所给文本:

本发明提供一种基于白名单的内容锁防火墙方法,包括:步骤200:对网站收到的数据包载荷进行语义解析,获得收到的数据包的解析文本;步骤300:将所述网站收到的数据包的解析文本与文本模式库进行匹配,以决定对收到的数据包进行转发还是拦截,所述文本模式库包含多个关键字的值域和结构特征。基于本发明的实施例,对于功能相对固定的网站,通过部署本防火墙可以有效防御已知的和新型的网络攻击,可以在保障正常功能的情况下带着漏洞运行,不需要花高昂成本升级。

Description

一种基于白名单的内容锁防火墙方法及系统 技术领域
本发明涉及网络安全领域,尤其涉及防火墙领域。
背景技术
防火墙是网站安全防护的主要手段。防火墙从功能上可以分为包过滤防火墙和内容过滤防火墙。包过滤防火墙在不复杂网络中被广泛使用,因为只检查IP层和TCP层的包头信息,速度比较快。包过滤防火墙的主要问题是无法对数据包的内容进行核查。内容过滤防火墙可以对数据包内容进行过滤,检测内容可以是URL地址、特征码等。URL是Internet上每一个网页及其资源的唯一的标识。使用URL过滤,通过提取用户HTTP连接GET/POST请求中的URL字段,并判断URL合法性对HTTP请求包进行放行或者拦截。通常内容过滤防火墙厂商使用大数据技术对恶意流量进行分析、训练和学习得到恶意流量检测模型库,并用来对访问流量进行过滤。这种技术方案的优点是可以追加新的恶意流量检测模型,有效提升网络恶意流量检测的精确度。缺点是从新型网络攻击出现到建立并更新模型有时间差,这期间的攻击无法被拦截。
此外,针对特定网站的漏洞攻击,使用大数据技术无法有效学习到。系统漏洞修复一直是Web应用程序不得不面对的问题。对于系统漏洞问题,除了定期升级系统软件外,使用扫描软件对自身网站进行漏洞扫描也是一种方案,但网站漏洞扫描软件基本都需要付费。平台扫描是近几年兴起的另一种解决方式,要将网站提交到平台认证,认证后将扫描结果通过邮件以漏洞清单的形式发给用户。上面提到的方案也只是查找网站漏洞,找到漏洞后还需要专业人员去修复漏洞,另外,据Imperva统计超过三分之一的Web应用程序漏洞没有可用的解决方案。

挑战 1:
请照原样重抄关于内容锁防火墙的文本中的一段：从含有“Description”的词句开始，到“差,这期间的攻击无法被拦截。”为止。
挑战 2:
根据关于内容锁防火墙的文本，包过滤防火墙只检查哪些层的包头信息？
挑战 3:
从关于内容锁防火墙的文本最后一句之后续写下去。
这些数据与此处的任务无关。

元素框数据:

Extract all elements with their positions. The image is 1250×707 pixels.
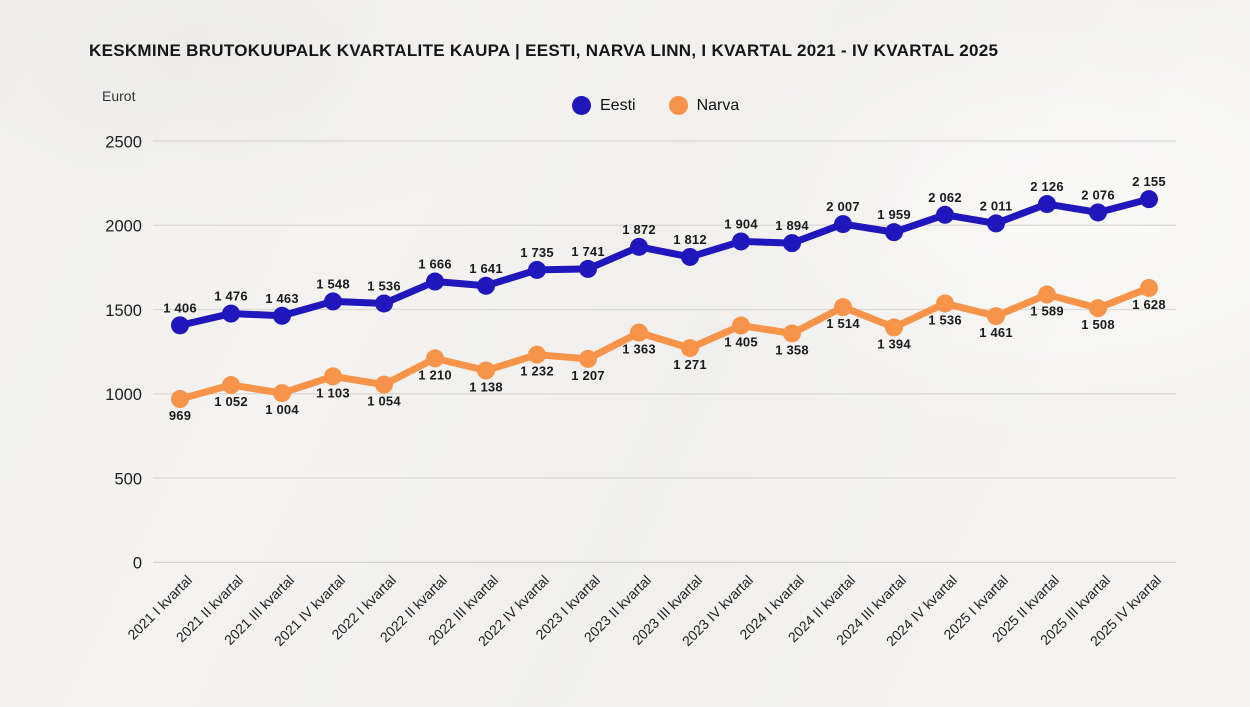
value-label-eesti: 1 872 [622, 222, 656, 237]
value-label-narva: 1 536 [928, 312, 962, 327]
value-label-narva: 1 054 [367, 394, 401, 409]
narva-legend-dot-icon [668, 96, 688, 115]
value-label-eesti: 1 463 [265, 291, 299, 306]
value-label-narva: 1 052 [214, 394, 248, 409]
value-label-eesti: 1 741 [571, 244, 605, 259]
value-label-eesti: 2 011 [980, 198, 1013, 213]
data-point-eesti [528, 260, 546, 279]
y-tick-label: 2500 [105, 133, 142, 151]
value-label-narva: 1 358 [775, 342, 809, 357]
data-point-narva [273, 384, 291, 403]
data-point-narva [222, 376, 240, 395]
data-point-narva [987, 307, 1005, 326]
value-label-narva: 1 271 [673, 357, 707, 372]
data-point-eesti [987, 214, 1005, 233]
data-point-eesti [1038, 195, 1056, 214]
data-point-eesti [171, 316, 189, 335]
value-label-eesti: 1 641 [469, 261, 503, 276]
data-point-narva [375, 375, 393, 394]
value-label-narva: 1 508 [1081, 317, 1115, 332]
data-point-narva [171, 390, 189, 409]
y-tick-label: 1500 [105, 302, 142, 320]
value-label-eesti: 2 155 [1132, 174, 1166, 189]
data-point-narva [579, 349, 597, 368]
y-tick-label: 0 [133, 555, 142, 573]
data-point-eesti [579, 259, 597, 278]
data-point-narva [324, 367, 342, 386]
data-point-narva [426, 349, 444, 368]
eesti-legend-dot-icon [572, 96, 591, 115]
value-label-narva: 1 394 [877, 336, 911, 351]
eesti-legend-label: Eesti [600, 96, 636, 114]
data-point-narva [834, 298, 852, 317]
value-label-narva: 1 363 [622, 342, 656, 357]
value-label-eesti: 1 735 [520, 245, 554, 260]
data-point-eesti [222, 304, 240, 323]
data-point-eesti [681, 247, 699, 266]
value-label-eesti: 2 076 [1081, 187, 1115, 202]
value-label-narva: 1 138 [469, 380, 503, 395]
data-point-narva [681, 339, 699, 358]
value-label-narva: 1 103 [316, 385, 350, 400]
data-point-eesti [426, 272, 444, 291]
value-label-eesti: 1 536 [367, 278, 401, 293]
legend-item-eesti: Eesti [572, 96, 636, 115]
data-point-eesti [375, 294, 393, 313]
data-point-narva [477, 361, 495, 380]
data-point-eesti [834, 215, 852, 234]
value-label-eesti: 1 406 [163, 300, 197, 315]
data-point-eesti [783, 234, 801, 253]
data-point-narva [1140, 278, 1158, 297]
narva-legend-label: Narva [696, 96, 740, 114]
value-label-eesti: 2 062 [928, 190, 962, 205]
data-point-eesti [273, 306, 291, 325]
value-label-eesti: 1 812 [673, 232, 707, 247]
data-point-narva [528, 345, 546, 364]
value-label-eesti: 2 126 [1030, 179, 1064, 194]
y-tick-label: 500 [114, 470, 142, 488]
value-label-narva: 1 589 [1030, 304, 1064, 319]
data-point-eesti [324, 292, 342, 311]
data-point-eesti [630, 237, 648, 256]
value-label-narva: 1 628 [1132, 297, 1166, 312]
legend-item-narva: Narva [668, 96, 740, 115]
value-label-eesti: 1 548 [316, 276, 350, 291]
series-line-eesti [176, 195, 1153, 329]
value-label-eesti: 1 959 [877, 207, 911, 222]
data-point-eesti [732, 232, 750, 251]
value-label-eesti: 1 476 [214, 289, 248, 304]
y-tick-label: 1000 [105, 386, 142, 404]
data-point-eesti [1089, 203, 1107, 222]
value-label-eesti: 2 007 [826, 199, 860, 214]
data-point-narva [1038, 285, 1056, 304]
y-axis-unit-label: Eurot [102, 88, 136, 104]
chart-title: KESKMINE BRUTOKUUPALK KVARTALITE KAUPA |… [89, 41, 999, 60]
data-point-narva [936, 294, 954, 313]
value-label-narva: 1 004 [265, 402, 299, 417]
value-label-narva: 1 514 [826, 316, 860, 331]
legend: Eesti Narva [572, 96, 739, 115]
data-point-narva [732, 316, 750, 335]
data-point-narva [783, 324, 801, 343]
value-label-narva: 969 [169, 408, 191, 423]
data-point-narva [1089, 299, 1107, 318]
y-tick-label: 2000 [105, 218, 142, 236]
data-point-eesti [477, 276, 495, 295]
value-label-narva: 1 405 [724, 335, 758, 350]
value-label-narva: 1 232 [520, 364, 554, 379]
data-point-narva [885, 318, 903, 337]
value-label-eesti: 1 894 [775, 218, 809, 233]
value-label-eesti: 1 666 [418, 257, 452, 272]
value-label-narva: 1 210 [418, 367, 452, 382]
value-label-narva: 1 207 [571, 368, 605, 383]
data-point-eesti [885, 223, 903, 242]
data-point-eesti [1140, 190, 1158, 209]
data-point-eesti [936, 205, 954, 224]
value-label-narva: 1 461 [979, 325, 1013, 340]
data-point-narva [630, 323, 648, 342]
value-label-eesti: 1 904 [724, 216, 758, 231]
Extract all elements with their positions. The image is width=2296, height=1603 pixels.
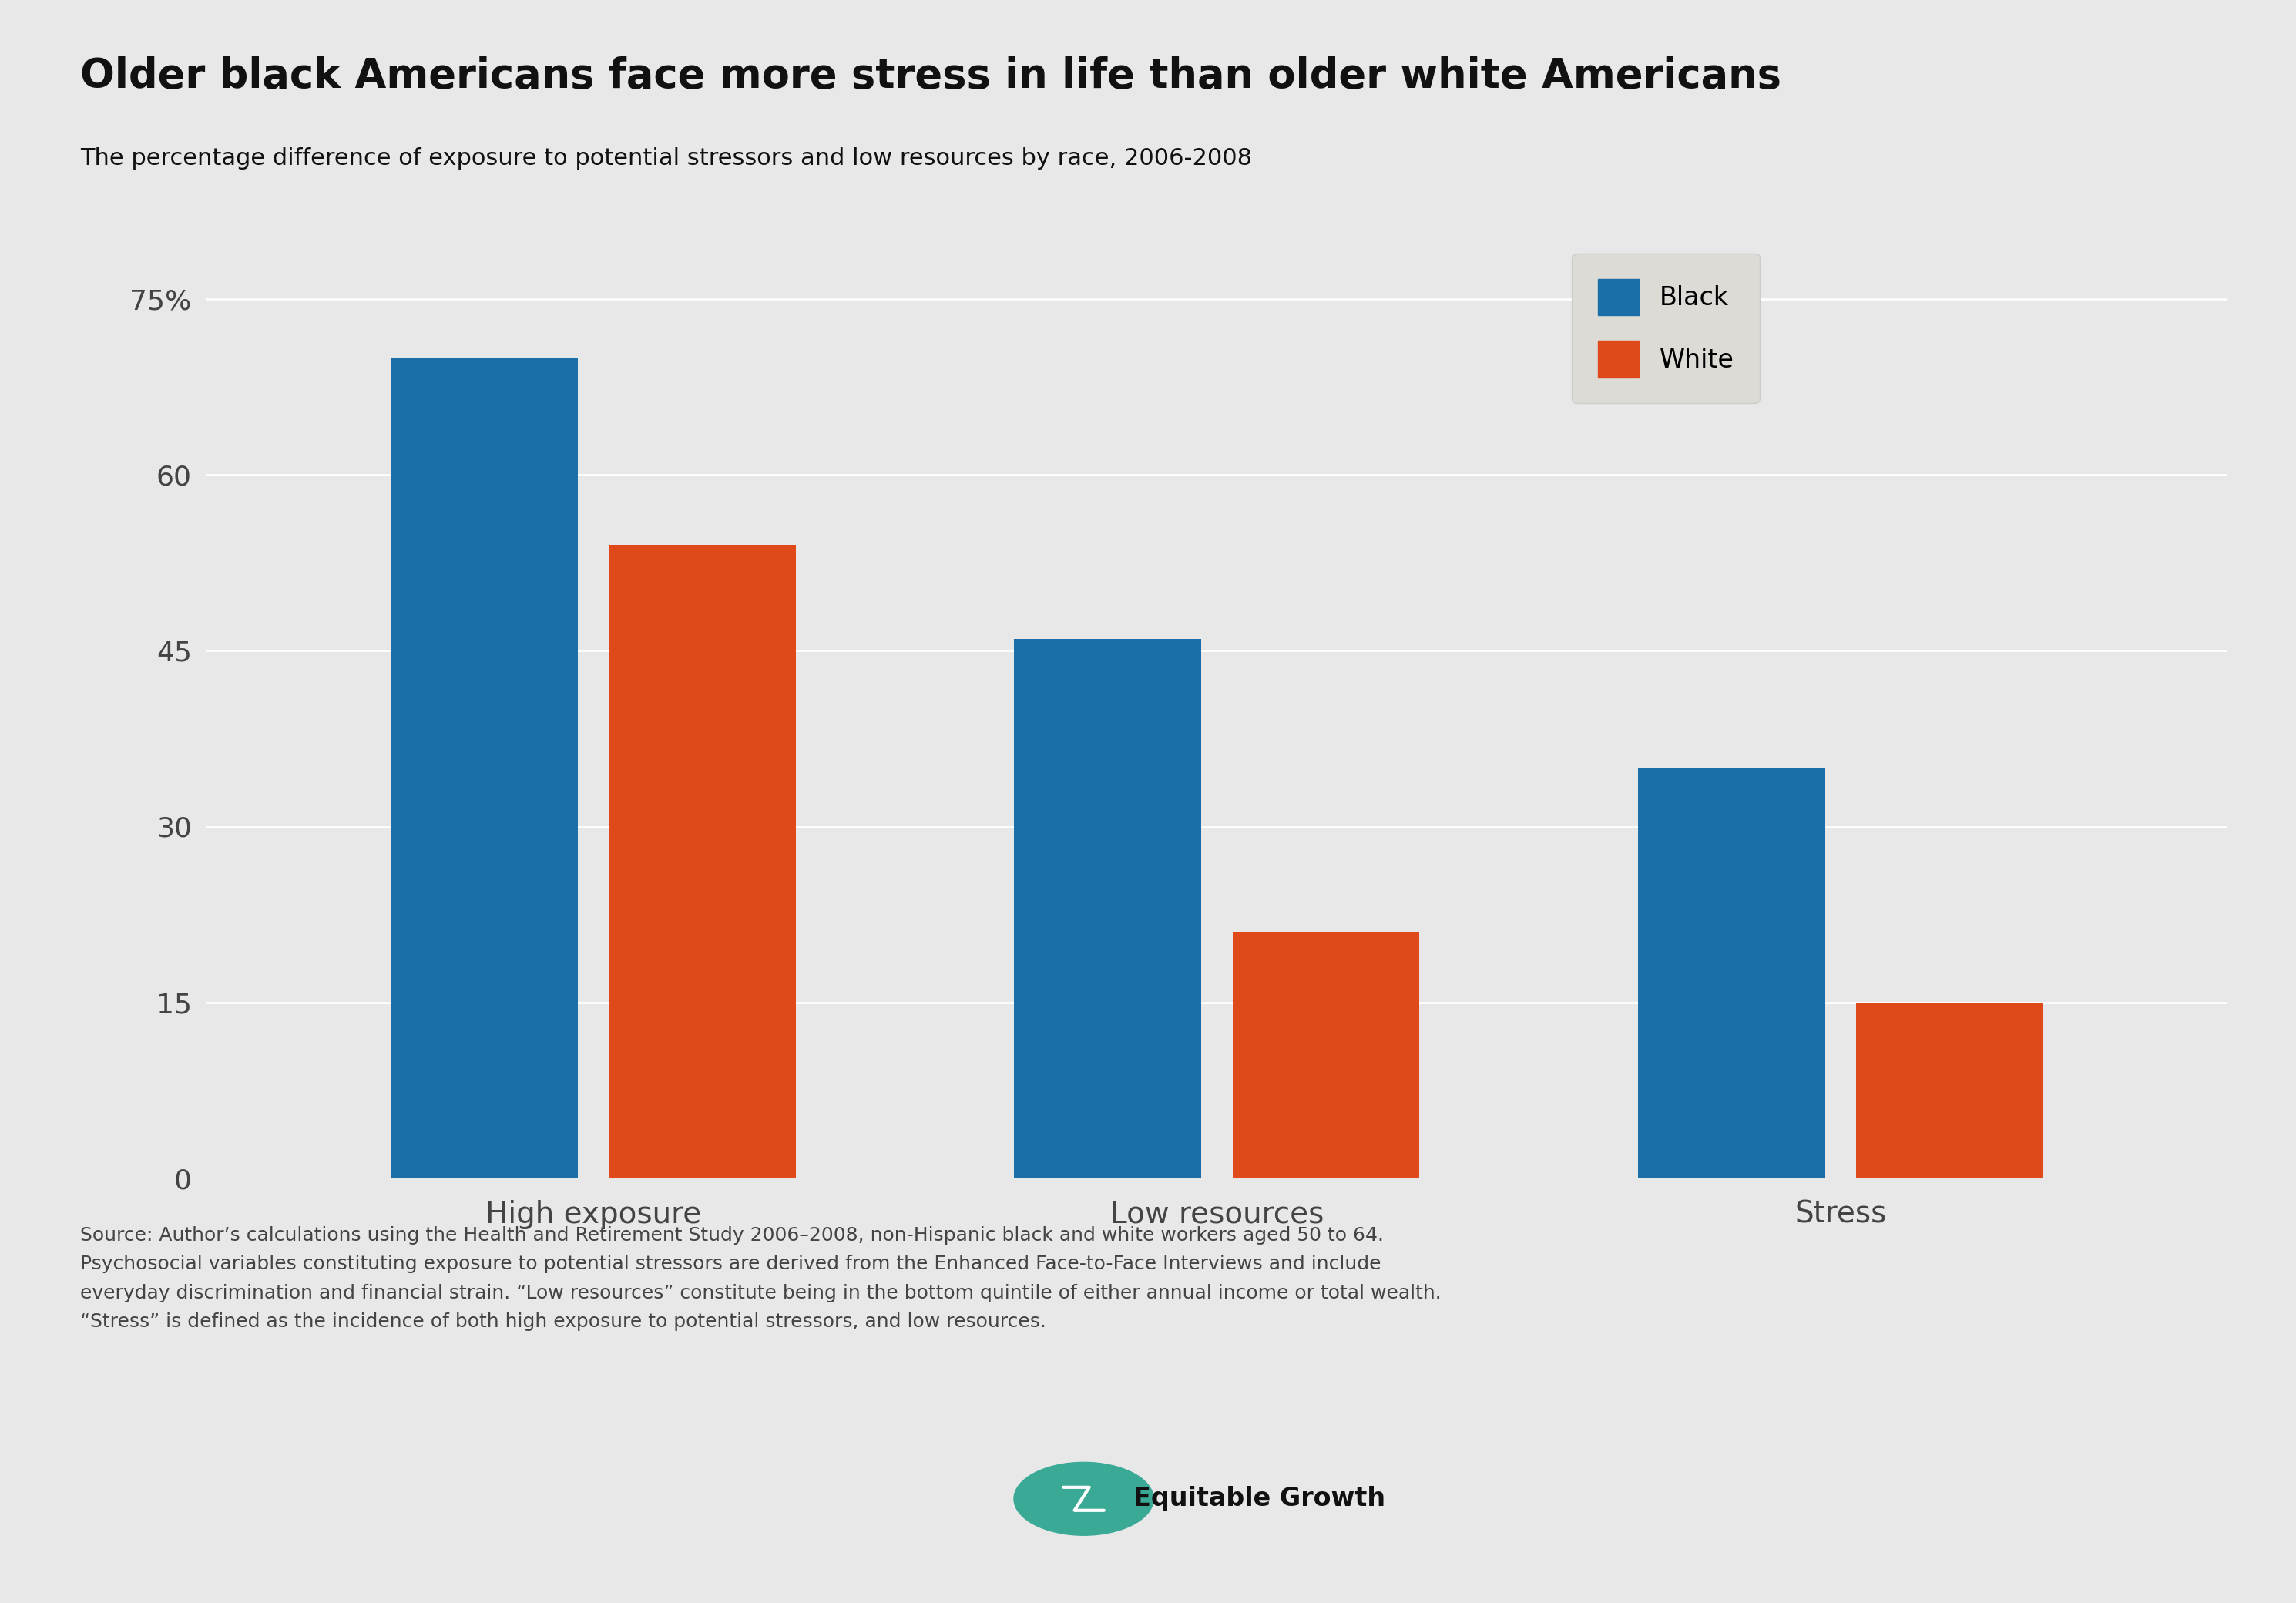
Legend: Black, White: Black, White <box>1573 253 1759 402</box>
Bar <box>1015 640 1201 1178</box>
Text: The percentage difference of exposure to potential stressors and low resources b: The percentage difference of exposure to… <box>80 147 1251 170</box>
Text: Source: Author’s calculations using the Health and Retirement Study 2006–2008, n: Source: Author’s calculations using the … <box>80 1226 1442 1330</box>
Text: Older black Americans face more stress in life than older white Americans: Older black Americans face more stress i… <box>80 56 1782 96</box>
Bar <box>1233 931 1419 1178</box>
Bar <box>1637 768 1825 1178</box>
Bar <box>608 545 797 1178</box>
Bar <box>390 357 579 1178</box>
Circle shape <box>1015 1462 1153 1536</box>
Text: Equitable Growth: Equitable Growth <box>1134 1486 1384 1512</box>
Bar <box>1855 1002 2043 1178</box>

最终结果 1:
Description

一种基于白名单的内容锁防火墙方法及系统 技术领域
本发明涉及网络安全领域,尤其涉及防火墙领域。
背景技术
防火墙是网站安全防护的主要手段。防火墙从功能上可以分为包过滤防火墙和内容过滤防火墙。包过滤防火墙在不复杂网络中被广泛使用,因为只检查IP层和TCP层的包头信息,速度比较快。包过滤防火墙的主要问题是无法对数据包的内容进行核查。内容过滤防火墙可以对数据包内容进行过滤,检测内容可以是URL地址、特征码等。URL是Internet上每一个网页及其资源的唯一的标识。使用URL过滤,通过提取用户HTTP连接GET/POST请求中的URL字段,并判断URL合法性对HTTP请求包进行放行或者拦截。通常内容过滤防火墙厂商使用大数据技术对恶意流量进行分析、训练和学习得到恶意流量检测模型库,并用来对访问流量进行过滤。这种技术方案的优点是可以追加新的恶意流量检测模型,有效提升网络恶意流量检测的精确度。缺点是从新型网络攻击出现到建立并更新模型有时间差,这期间的攻击无法被拦截。

最终结果 2:
IP层和TCP层。

最终结果 3:
网站挑选防火墙需要考虑其自身业务量、服务对象、内容敏感度和维护成本等因素。多数网站功能相对固定,更新需求不高,比如高校和企事业单位的官方网站,以及一些小公司的门户网站,据统计约68.3%的网站 超过6个月才更新一次。这类网站一般不愿或不能承担专业维护的高成本,只使用简单的防火墙防护,从而使网站暴露在被攻击的风险中。
发明内容
防火墙的过滤规则可以分为白名单和黑名单。白名单是指匹配规则的流量将都被放行,黑名单是指匹配规则的流量将被拦截。通常包过滤防火墙同时使用白名单和黑名单,内容过滤防火墙一般以黑名单为主。传统防火墙的关键问题是黑名单是不完备的,即使不断更新学习规则库,仍然存在未知类型攻击的可能,并且黑名单的维护成本高。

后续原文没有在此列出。